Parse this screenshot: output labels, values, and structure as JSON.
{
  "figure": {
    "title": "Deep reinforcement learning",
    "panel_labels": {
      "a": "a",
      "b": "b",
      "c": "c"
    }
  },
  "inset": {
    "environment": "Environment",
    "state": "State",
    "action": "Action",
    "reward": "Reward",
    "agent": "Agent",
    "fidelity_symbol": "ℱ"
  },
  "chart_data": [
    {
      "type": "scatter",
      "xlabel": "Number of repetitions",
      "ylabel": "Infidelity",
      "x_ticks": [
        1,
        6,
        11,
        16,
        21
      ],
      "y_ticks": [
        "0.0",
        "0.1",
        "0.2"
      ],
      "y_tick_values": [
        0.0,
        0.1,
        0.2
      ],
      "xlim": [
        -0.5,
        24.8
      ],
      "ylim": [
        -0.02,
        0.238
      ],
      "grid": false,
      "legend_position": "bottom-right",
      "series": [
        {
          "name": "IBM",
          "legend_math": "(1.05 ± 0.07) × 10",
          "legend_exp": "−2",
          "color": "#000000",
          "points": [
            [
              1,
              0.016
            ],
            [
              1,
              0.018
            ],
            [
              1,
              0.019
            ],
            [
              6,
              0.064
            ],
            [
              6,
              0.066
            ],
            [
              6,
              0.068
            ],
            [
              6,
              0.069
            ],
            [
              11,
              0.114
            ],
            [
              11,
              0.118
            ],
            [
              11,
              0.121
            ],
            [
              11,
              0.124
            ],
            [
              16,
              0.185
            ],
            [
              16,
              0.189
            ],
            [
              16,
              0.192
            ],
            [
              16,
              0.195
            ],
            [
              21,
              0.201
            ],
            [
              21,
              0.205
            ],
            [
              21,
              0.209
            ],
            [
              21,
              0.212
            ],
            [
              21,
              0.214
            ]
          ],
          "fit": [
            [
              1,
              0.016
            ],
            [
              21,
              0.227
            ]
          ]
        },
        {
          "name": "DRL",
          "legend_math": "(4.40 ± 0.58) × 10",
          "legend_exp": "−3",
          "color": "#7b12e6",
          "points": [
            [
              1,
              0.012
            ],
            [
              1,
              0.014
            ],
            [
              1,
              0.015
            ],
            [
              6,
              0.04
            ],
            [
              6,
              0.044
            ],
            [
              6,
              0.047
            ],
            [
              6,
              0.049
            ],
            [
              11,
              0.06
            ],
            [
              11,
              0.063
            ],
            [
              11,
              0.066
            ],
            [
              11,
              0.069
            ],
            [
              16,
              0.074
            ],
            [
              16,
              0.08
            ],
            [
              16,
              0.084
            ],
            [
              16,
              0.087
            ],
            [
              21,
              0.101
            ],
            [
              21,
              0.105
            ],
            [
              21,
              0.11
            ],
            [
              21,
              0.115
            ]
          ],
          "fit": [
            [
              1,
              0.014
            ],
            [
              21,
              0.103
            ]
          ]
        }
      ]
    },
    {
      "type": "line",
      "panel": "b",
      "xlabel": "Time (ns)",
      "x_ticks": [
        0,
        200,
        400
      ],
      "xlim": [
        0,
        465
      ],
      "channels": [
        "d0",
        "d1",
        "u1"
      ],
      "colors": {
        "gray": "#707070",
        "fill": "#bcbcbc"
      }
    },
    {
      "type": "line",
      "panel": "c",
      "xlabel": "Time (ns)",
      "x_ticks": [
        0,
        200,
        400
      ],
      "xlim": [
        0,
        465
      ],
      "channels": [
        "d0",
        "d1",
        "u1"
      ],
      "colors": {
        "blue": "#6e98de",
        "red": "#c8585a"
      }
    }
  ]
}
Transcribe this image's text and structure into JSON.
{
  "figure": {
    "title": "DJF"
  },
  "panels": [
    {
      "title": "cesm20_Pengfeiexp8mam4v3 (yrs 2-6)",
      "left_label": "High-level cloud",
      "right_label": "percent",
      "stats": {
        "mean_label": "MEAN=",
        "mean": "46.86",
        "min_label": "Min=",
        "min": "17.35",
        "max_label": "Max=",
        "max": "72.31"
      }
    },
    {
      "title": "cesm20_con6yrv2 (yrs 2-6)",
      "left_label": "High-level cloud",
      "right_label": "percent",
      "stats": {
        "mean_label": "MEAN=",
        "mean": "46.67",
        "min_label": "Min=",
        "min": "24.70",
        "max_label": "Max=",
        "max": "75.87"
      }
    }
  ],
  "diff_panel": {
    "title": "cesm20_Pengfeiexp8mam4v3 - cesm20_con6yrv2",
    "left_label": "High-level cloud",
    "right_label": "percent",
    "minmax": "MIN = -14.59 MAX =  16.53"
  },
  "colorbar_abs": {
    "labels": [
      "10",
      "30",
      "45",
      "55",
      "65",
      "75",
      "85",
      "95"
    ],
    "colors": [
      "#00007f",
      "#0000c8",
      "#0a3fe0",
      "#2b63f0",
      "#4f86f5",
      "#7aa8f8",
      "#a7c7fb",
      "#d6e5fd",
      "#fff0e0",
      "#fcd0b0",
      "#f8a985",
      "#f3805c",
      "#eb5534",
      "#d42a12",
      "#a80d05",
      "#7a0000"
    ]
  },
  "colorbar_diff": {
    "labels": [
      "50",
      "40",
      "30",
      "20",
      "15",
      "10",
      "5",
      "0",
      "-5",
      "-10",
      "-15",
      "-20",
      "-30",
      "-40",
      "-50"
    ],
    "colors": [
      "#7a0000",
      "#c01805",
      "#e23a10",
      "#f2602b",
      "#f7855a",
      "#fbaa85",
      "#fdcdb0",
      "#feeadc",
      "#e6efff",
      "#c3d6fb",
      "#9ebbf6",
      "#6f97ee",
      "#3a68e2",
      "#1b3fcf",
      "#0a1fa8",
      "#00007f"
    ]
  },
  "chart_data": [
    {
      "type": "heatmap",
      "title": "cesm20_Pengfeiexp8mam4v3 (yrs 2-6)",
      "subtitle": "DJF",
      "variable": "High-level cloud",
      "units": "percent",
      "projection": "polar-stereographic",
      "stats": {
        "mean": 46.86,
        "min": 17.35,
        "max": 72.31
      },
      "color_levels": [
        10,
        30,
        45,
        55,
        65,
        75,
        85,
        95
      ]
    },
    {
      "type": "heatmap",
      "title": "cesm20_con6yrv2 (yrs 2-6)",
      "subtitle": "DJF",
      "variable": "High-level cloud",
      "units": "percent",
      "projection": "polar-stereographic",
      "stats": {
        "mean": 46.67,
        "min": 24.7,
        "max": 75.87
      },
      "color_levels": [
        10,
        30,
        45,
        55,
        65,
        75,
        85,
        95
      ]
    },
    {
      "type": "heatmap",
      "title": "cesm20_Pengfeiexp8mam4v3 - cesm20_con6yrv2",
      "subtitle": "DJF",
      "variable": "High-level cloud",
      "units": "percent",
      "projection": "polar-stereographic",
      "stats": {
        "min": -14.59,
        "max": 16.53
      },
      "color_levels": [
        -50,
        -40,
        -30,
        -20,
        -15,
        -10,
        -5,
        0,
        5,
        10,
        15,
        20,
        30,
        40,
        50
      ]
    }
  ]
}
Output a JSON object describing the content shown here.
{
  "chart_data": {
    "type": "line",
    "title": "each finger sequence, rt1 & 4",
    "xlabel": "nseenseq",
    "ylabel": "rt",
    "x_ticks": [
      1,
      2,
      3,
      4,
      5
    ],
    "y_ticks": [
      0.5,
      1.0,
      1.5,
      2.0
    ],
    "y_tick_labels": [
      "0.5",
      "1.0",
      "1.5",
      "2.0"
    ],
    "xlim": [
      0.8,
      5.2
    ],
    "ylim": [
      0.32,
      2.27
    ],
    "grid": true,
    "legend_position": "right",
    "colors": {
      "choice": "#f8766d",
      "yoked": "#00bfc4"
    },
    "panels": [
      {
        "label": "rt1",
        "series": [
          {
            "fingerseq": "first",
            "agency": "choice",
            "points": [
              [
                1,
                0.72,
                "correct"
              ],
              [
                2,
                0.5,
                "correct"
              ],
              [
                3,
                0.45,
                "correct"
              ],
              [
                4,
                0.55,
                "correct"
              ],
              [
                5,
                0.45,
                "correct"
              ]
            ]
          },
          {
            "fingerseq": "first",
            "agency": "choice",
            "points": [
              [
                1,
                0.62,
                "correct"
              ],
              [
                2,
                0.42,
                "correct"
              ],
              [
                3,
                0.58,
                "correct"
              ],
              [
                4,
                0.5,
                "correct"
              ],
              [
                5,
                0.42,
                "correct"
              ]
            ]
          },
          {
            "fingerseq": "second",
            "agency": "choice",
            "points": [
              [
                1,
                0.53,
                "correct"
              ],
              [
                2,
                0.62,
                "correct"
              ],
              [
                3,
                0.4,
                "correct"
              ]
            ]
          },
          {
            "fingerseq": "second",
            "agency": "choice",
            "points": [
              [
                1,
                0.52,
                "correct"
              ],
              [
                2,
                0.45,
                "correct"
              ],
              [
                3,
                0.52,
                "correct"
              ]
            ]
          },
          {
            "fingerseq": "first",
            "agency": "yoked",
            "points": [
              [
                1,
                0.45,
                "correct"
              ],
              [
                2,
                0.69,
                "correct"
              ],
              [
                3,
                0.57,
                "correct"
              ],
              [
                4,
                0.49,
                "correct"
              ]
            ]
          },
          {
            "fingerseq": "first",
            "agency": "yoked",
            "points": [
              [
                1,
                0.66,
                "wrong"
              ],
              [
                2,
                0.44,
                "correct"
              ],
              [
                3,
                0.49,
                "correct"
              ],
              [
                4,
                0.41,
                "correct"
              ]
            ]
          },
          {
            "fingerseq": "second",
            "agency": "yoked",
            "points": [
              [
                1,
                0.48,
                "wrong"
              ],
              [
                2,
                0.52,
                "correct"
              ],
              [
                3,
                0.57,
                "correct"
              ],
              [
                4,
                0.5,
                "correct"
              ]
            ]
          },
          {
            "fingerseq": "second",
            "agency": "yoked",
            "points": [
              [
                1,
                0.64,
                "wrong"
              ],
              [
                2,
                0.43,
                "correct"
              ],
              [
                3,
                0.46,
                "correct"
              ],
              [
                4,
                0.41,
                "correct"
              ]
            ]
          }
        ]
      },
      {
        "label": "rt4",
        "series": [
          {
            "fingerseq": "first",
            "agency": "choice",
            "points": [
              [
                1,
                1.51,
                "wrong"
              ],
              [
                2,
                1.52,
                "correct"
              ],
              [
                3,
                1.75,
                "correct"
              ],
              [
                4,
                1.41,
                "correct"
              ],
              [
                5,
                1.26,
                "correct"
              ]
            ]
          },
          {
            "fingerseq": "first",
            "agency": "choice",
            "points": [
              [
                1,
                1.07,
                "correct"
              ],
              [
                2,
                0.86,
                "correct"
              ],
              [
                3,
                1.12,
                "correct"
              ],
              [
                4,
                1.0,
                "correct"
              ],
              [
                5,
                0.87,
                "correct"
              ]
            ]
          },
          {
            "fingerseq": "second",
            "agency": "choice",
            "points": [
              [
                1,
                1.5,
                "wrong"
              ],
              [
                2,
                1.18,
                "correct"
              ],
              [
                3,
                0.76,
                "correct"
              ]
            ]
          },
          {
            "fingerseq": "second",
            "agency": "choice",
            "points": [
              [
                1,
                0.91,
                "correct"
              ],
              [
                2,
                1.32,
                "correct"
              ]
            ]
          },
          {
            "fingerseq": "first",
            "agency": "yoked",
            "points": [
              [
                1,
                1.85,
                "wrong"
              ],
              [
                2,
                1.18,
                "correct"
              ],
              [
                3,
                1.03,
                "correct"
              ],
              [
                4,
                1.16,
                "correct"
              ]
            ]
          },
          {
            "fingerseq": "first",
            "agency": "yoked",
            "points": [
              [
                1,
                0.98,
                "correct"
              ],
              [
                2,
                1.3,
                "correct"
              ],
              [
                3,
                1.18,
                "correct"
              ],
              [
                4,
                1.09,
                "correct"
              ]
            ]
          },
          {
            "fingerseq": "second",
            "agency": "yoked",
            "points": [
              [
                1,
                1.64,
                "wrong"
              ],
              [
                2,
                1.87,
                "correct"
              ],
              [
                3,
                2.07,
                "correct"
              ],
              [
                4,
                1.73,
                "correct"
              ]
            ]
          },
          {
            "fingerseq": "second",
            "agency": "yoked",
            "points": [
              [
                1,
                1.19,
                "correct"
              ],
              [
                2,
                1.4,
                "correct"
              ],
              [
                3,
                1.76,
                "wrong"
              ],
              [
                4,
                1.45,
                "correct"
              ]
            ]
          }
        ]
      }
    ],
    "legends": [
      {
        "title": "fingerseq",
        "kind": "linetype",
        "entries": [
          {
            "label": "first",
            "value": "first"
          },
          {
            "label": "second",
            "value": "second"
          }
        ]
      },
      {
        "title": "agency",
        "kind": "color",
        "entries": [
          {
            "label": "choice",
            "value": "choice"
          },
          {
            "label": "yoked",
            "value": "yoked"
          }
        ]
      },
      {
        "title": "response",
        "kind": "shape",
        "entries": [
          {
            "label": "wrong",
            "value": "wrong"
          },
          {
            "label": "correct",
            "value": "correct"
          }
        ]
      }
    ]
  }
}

________

Look for the word "structure" and return every line where it occurs.

— Result for this task —
Parse this screenshot: output labels, values, and structure as JSON.
Transcribe this image's text and structure into JSON.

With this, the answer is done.